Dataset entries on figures
________________
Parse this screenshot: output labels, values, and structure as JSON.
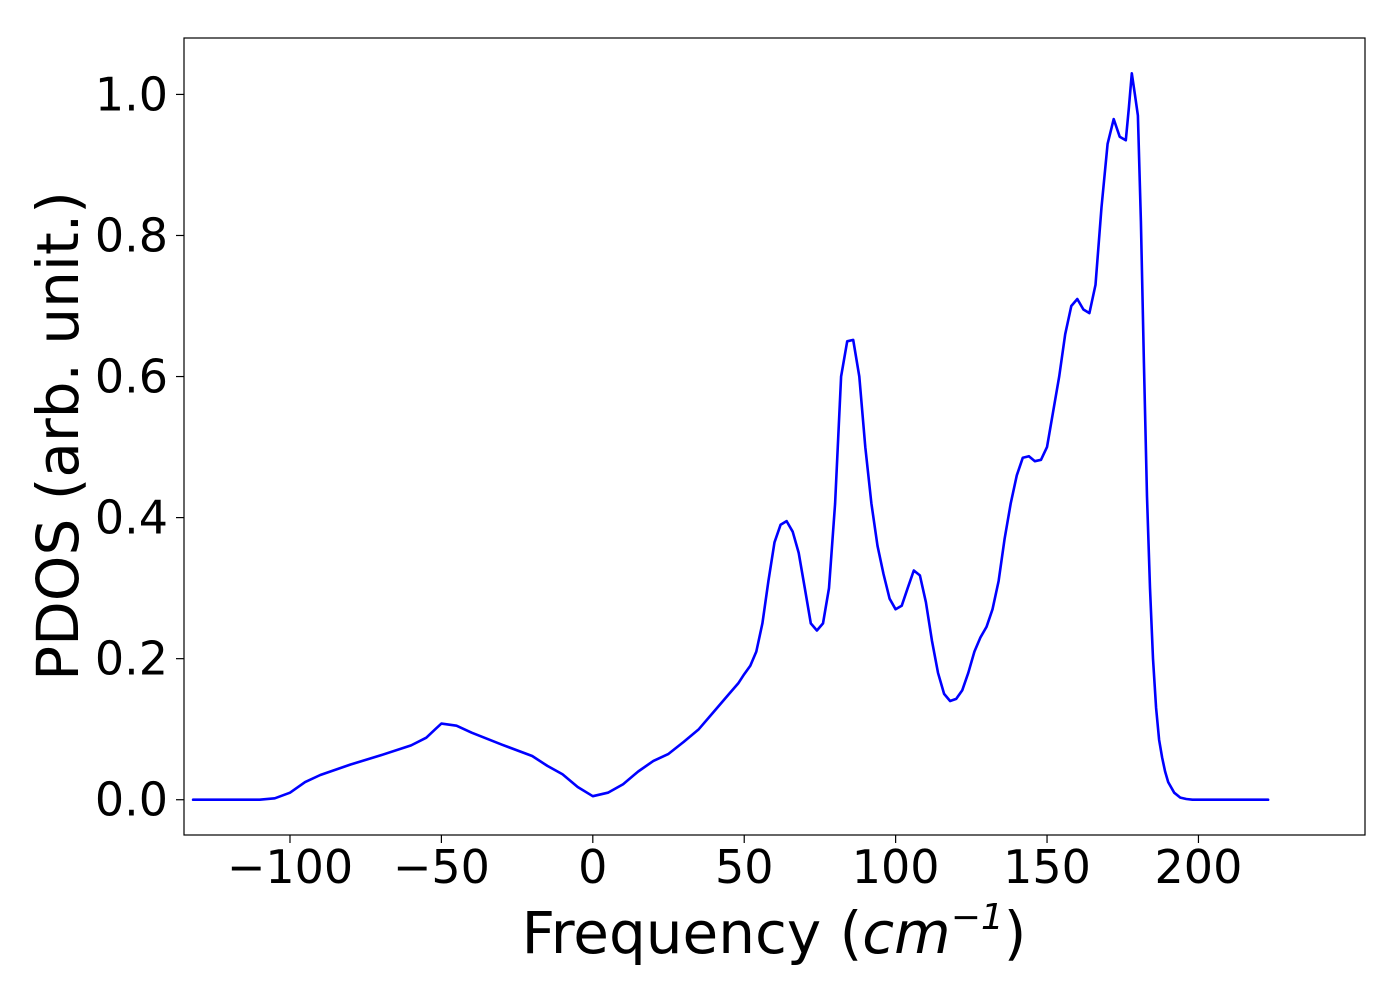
{
  "chart_data": {
    "type": "line",
    "title": "",
    "xlabel": "Frequency",
    "xlabel_unit_base": "cm",
    "xlabel_unit_exp": "−1",
    "ylabel": "PDOS (arb. unit.)",
    "xlim": [
      -135,
      255
    ],
    "ylim": [
      -0.05,
      1.08
    ],
    "xticks": [
      -100,
      -50,
      0,
      50,
      100,
      150,
      200
    ],
    "xtick_labels": [
      "−100",
      "−50",
      "0",
      "50",
      "100",
      "150",
      "200"
    ],
    "yticks": [
      0.0,
      0.2,
      0.4,
      0.6,
      0.8,
      1.0
    ],
    "ytick_labels": [
      "0.0",
      "0.2",
      "0.4",
      "0.6",
      "0.8",
      "1.0"
    ],
    "grid": false,
    "color": "#0000ff",
    "series": [
      {
        "x": [
          -132,
          -120,
          -110,
          -105,
          -100,
          -95,
          -90,
          -80,
          -70,
          -60,
          -55,
          -52,
          -50,
          -45,
          -40,
          -30,
          -20,
          -15,
          -10,
          -5,
          0,
          5,
          10,
          15,
          20,
          25,
          30,
          35,
          40,
          45,
          48,
          50,
          52,
          54,
          56,
          58,
          60,
          62,
          64,
          66,
          68,
          70,
          72,
          74,
          76,
          78,
          80,
          82,
          84,
          86,
          88,
          90,
          92,
          94,
          96,
          98,
          100,
          102,
          104,
          106,
          108,
          110,
          112,
          114,
          116,
          118,
          120,
          122,
          124,
          126,
          128,
          130,
          132,
          134,
          136,
          138,
          140,
          142,
          144,
          146,
          148,
          150,
          152,
          154,
          156,
          158,
          160,
          162,
          164,
          166,
          168,
          170,
          172,
          174,
          176,
          177,
          178,
          179,
          180,
          181,
          182,
          183,
          184,
          185,
          186,
          187,
          188,
          189,
          190,
          192,
          194,
          196,
          198,
          200,
          205,
          210,
          223
        ],
        "y": [
          0.0,
          0.0,
          0.0,
          0.002,
          0.01,
          0.025,
          0.035,
          0.05,
          0.063,
          0.077,
          0.088,
          0.1,
          0.108,
          0.105,
          0.095,
          0.078,
          0.062,
          0.048,
          0.036,
          0.018,
          0.005,
          0.01,
          0.022,
          0.04,
          0.055,
          0.065,
          0.082,
          0.1,
          0.125,
          0.15,
          0.165,
          0.178,
          0.19,
          0.21,
          0.25,
          0.31,
          0.365,
          0.39,
          0.395,
          0.38,
          0.35,
          0.3,
          0.25,
          0.24,
          0.25,
          0.3,
          0.42,
          0.6,
          0.65,
          0.652,
          0.6,
          0.5,
          0.42,
          0.36,
          0.32,
          0.285,
          0.27,
          0.275,
          0.3,
          0.325,
          0.318,
          0.28,
          0.225,
          0.18,
          0.15,
          0.14,
          0.143,
          0.155,
          0.18,
          0.21,
          0.23,
          0.245,
          0.27,
          0.31,
          0.37,
          0.42,
          0.46,
          0.485,
          0.487,
          0.48,
          0.482,
          0.5,
          0.55,
          0.6,
          0.66,
          0.7,
          0.71,
          0.695,
          0.69,
          0.73,
          0.84,
          0.93,
          0.965,
          0.94,
          0.935,
          0.98,
          1.03,
          1.0,
          0.97,
          0.82,
          0.62,
          0.43,
          0.3,
          0.2,
          0.13,
          0.085,
          0.06,
          0.04,
          0.025,
          0.01,
          0.003,
          0.001,
          0.0,
          0.0,
          0.0,
          0.0,
          0.0
        ]
      }
    ]
  }
}
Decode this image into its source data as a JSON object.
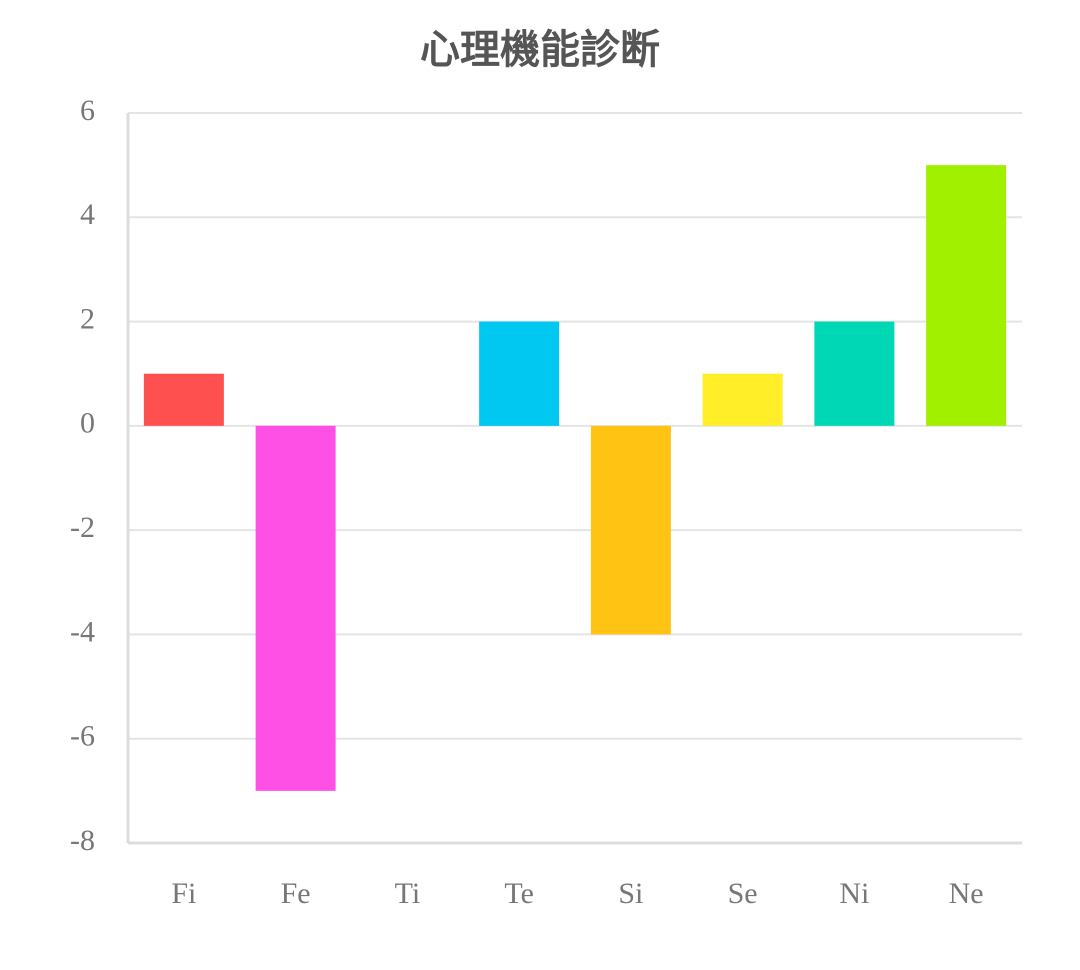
{
  "chart_data": {
    "type": "bar",
    "title": "心理機能診断",
    "categories": [
      "Fi",
      "Fe",
      "Ti",
      "Te",
      "Si",
      "Se",
      "Ni",
      "Ne"
    ],
    "values": [
      1,
      -7,
      0,
      2,
      -4,
      1,
      2,
      5
    ],
    "colors": [
      "#ff5050",
      "#ff50e6",
      null,
      "#00c8f0",
      "#ffc314",
      "#ffee28",
      "#00d7b4",
      "#a0f000"
    ],
    "ylim": [
      -8,
      6
    ],
    "yticks": [
      -8,
      -6,
      -4,
      -2,
      0,
      2,
      4,
      6
    ],
    "grid": true
  }
}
________________
WORK TO COMPLETE:
Each line of the data should be quoted exactly, with pictures left out.

REPLY:
Parse this screenshot: output labels, values, and structure as JSON.
{
  "chart_data": {
    "type": "line",
    "title": "",
    "xlabel": "Frequency",
    "xlabel_unit_base": "cm",
    "xlabel_unit_exp": "−1",
    "ylabel": "PDOS (arb. unit.)",
    "xlim": [
      -135,
      255
    ],
    "ylim": [
      -0.05,
      1.08
    ],
    "xticks": [
      -100,
      -50,
      0,
      50,
      100,
      150,
      200
    ],
    "xtick_labels": [
      "−100",
      "−50",
      "0",
      "50",
      "100",
      "150",
      "200"
    ],
    "yticks": [
      0.0,
      0.2,
      0.4,
      0.6,
      0.8,
      1.0
    ],
    "ytick_labels": [
      "0.0",
      "0.2",
      "0.4",
      "0.6",
      "0.8",
      "1.0"
    ],
    "grid": false,
    "color": "#0000ff",
    "series": [
      {
        "x": [
          -132,
          -120,
          -110,
          -105,
          -100,
          -95,
          -90,
          -80,
          -70,
          -60,
          -55,
          -52,
          -50,
          -45,
          -40,
          -30,
          -20,
          -15,
          -10,
          -5,
          0,
          5,
          10,
          15,
          20,
          25,
          30,
          35,
          40,
          45,
          48,
          50,
          52,
          54,
          56,
          58,
          60,
          62,
          64,
          66,
          68,
          70,
          72,
          74,
          76,
          78,
          80,
          82,
          84,
          86,
          88,
          90,
          92,
          94,
          96,
          98,
          100,
          102,
          104,
          106,
          108,
          110,
          112,
          114,
          116,
          118,
          120,
          122,
          124,
          126,
          128,
          130,
          132,
          134,
          136,
          138,
          140,
          142,
          144,
          146,
          148,
          150,
          152,
          154,
          156,
          158,
          160,
          162,
          164,
          166,
          168,
          170,
          172,
          174,
          176,
          177,
          178,
          179,
          180,
          181,
          182,
          183,
          184,
          185,
          186,
          187,
          188,
          189,
          190,
          192,
          194,
          196,
          198,
          200,
          205,
          210,
          223
        ],
        "y": [
          0.0,
          0.0,
          0.0,
          0.002,
          0.01,
          0.025,
          0.035,
          0.05,
          0.063,
          0.077,
          0.088,
          0.1,
          0.108,
          0.105,
          0.095,
          0.078,
          0.062,
          0.048,
          0.036,
          0.018,
          0.005,
          0.01,
          0.022,
          0.04,
          0.055,
          0.065,
          0.082,
          0.1,
          0.125,
          0.15,
          0.165,
          0.178,
          0.19,
          0.21,
          0.25,
          0.31,
          0.365,
          0.39,
          0.395,
          0.38,
          0.35,
          0.3,
          0.25,
          0.24,
          0.25,
          0.3,
          0.42,
          0.6,
          0.65,
          0.652,
          0.6,
          0.5,
          0.42,
          0.36,
          0.32,
          0.285,
          0.27,
          0.275,
          0.3,
          0.325,
          0.318,
          0.28,
          0.225,
          0.18,
          0.15,
          0.14,
          0.143,
          0.155,
          0.18,
          0.21,
          0.23,
          0.245,
          0.27,
          0.31,
          0.37,
          0.42,
          0.46,
          0.485,
          0.487,
          0.48,
          0.482,
          0.5,
          0.55,
          0.6,
          0.66,
          0.7,
          0.71,
          0.695,
          0.69,
          0.73,
          0.84,
          0.93,
          0.965,
          0.94,
          0.935,
          0.98,
          1.03,
          1.0,
          0.97,
          0.82,
          0.62,
          0.43,
          0.3,
          0.2,
          0.13,
          0.085,
          0.06,
          0.04,
          0.025,
          0.01,
          0.003,
          0.001,
          0.0,
          0.0,
          0.0,
          0.0,
          0.0
        ]
      }
    ]
  }
}
Decode this image into its source data as a JSON object.
{
  "chart_data": {
    "type": "bar",
    "title": "心理機能診断",
    "categories": [
      "Fi",
      "Fe",
      "Ti",
      "Te",
      "Si",
      "Se",
      "Ni",
      "Ne"
    ],
    "values": [
      1,
      -7,
      0,
      2,
      -4,
      1,
      2,
      5
    ],
    "colors": [
      "#ff5050",
      "#ff50e6",
      null,
      "#00c8f0",
      "#ffc314",
      "#ffee28",
      "#00d7b4",
      "#a0f000"
    ],
    "ylim": [
      -8,
      6
    ],
    "yticks": [
      -8,
      -6,
      -4,
      -2,
      0,
      2,
      4,
      6
    ],
    "grid": true
  }
}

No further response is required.